#### Directions:
Every entry must be repeated exactly. Exclude all pictures.

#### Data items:

═══

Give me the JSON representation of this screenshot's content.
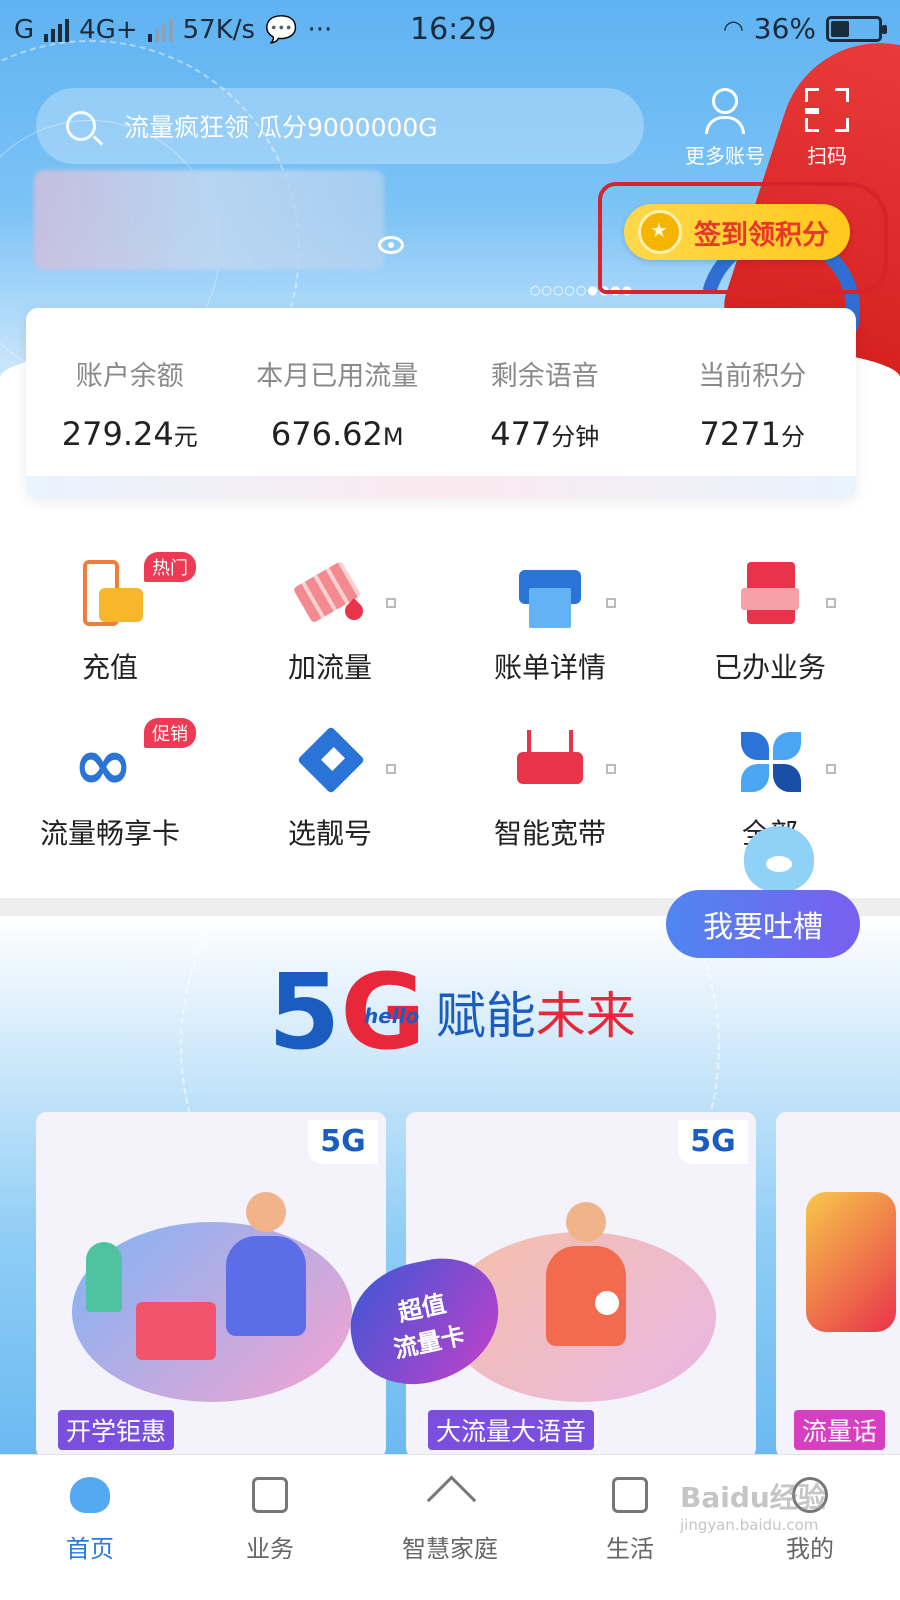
{
  "status_bar": {
    "carrier": "G",
    "network": "4G+",
    "speed": "57K/s",
    "more": "···",
    "time": "16:29",
    "battery": "36%"
  },
  "header": {
    "search_placeholder": "流量疯狂领 瓜分9000000G",
    "more_accounts": "更多账号",
    "scan": "扫码",
    "signin": "签到领积分"
  },
  "stats": [
    {
      "label": "账户余额",
      "value": "279.24",
      "unit": "元"
    },
    {
      "label": "本月已用流量",
      "value": "676.62",
      "unit": "M"
    },
    {
      "label": "剩余语音",
      "value": "477",
      "unit": "分钟"
    },
    {
      "label": "当前积分",
      "value": "7271",
      "unit": "分"
    }
  ],
  "services": [
    {
      "label": "充值",
      "badge": "热门"
    },
    {
      "label": "加流量"
    },
    {
      "label": "账单详情"
    },
    {
      "label": "已办业务"
    },
    {
      "label": "流量畅享卡",
      "badge": "促销"
    },
    {
      "label": "选靓号"
    },
    {
      "label": "智能宽带"
    },
    {
      "label": "全部"
    }
  ],
  "complain": "我要吐槽",
  "banner": {
    "logo_main": "5",
    "logo_g": "G",
    "logo_hello": "hello",
    "slogan_part1": "赋能",
    "slogan_part2": "未来",
    "badge_line1": "超值",
    "badge_line2": "流量卡",
    "cards": [
      {
        "tag": "开学钜惠",
        "logo": "5G"
      },
      {
        "tag": "大流量大语音",
        "logo": "5G"
      },
      {
        "tag": "流量话"
      }
    ]
  },
  "bottom_nav": [
    {
      "label": "首页"
    },
    {
      "label": "业务"
    },
    {
      "label": "智慧家庭"
    },
    {
      "label": "生活"
    },
    {
      "label": "我的"
    }
  ],
  "watermark": {
    "main": "Baidu经验",
    "sub": "jingyan.baidu.com"
  },
  "colors": {
    "primary_blue": "#2a7ae2",
    "header_blue": "#6bbaf1",
    "accent_red": "#e8283a",
    "signin_yellow": "#ffd84b"
  }
}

═══

#### Written answer:
Give me the JSON representation of this screenshot's content.
{
  "status_bar": {
    "carrier": "G",
    "network": "4G+",
    "speed": "57K/s",
    "more": "···",
    "time": "16:29",
    "battery": "36%"
  },
  "header": {
    "search_placeholder": "流量疯狂领 瓜分9000000G",
    "more_accounts": "更多账号",
    "scan": "扫码",
    "signin": "签到领积分"
  },
  "stats": [
    {
      "label": "账户余额",
      "value": "279.24",
      "unit": "元"
    },
    {
      "label": "本月已用流量",
      "value": "676.62",
      "unit": "M"
    },
    {
      "label": "剩余语音",
      "value": "477",
      "unit": "分钟"
    },
    {
      "label": "当前积分",
      "value": "7271",
      "unit": "分"
    }
  ],
  "services": [
    {
      "label": "充值",
      "badge": "热门"
    },
    {
      "label": "加流量"
    },
    {
      "label": "账单详情"
    },
    {
      "label": "已办业务"
    },
    {
      "label": "流量畅享卡",
      "badge": "促销"
    },
    {
      "label": "选靓号"
    },
    {
      "label": "智能宽带"
    },
    {
      "label": "全部"
    }
  ],
  "complain": "我要吐槽",
  "banner": {
    "logo_main": "5",
    "logo_g": "G",
    "logo_hello": "hello",
    "slogan_part1": "赋能",
    "slogan_part2": "未来",
    "badge_line1": "超值",
    "badge_line2": "流量卡",
    "cards": [
      {
        "tag": "开学钜惠",
        "logo": "5G"
      },
      {
        "tag": "大流量大语音",
        "logo": "5G"
      },
      {
        "tag": "流量话"
      }
    ]
  },
  "bottom_nav": [
    {
      "label": "首页"
    },
    {
      "label": "业务"
    },
    {
      "label": "智慧家庭"
    },
    {
      "label": "生活"
    },
    {
      "label": "我的"
    }
  ],
  "watermark": {
    "main": "Baidu经验",
    "sub": "jingyan.baidu.com"
  },
  "colors": {
    "primary_blue": "#2a7ae2",
    "header_blue": "#6bbaf1",
    "accent_red": "#e8283a",
    "signin_yellow": "#ffd84b"
  }
}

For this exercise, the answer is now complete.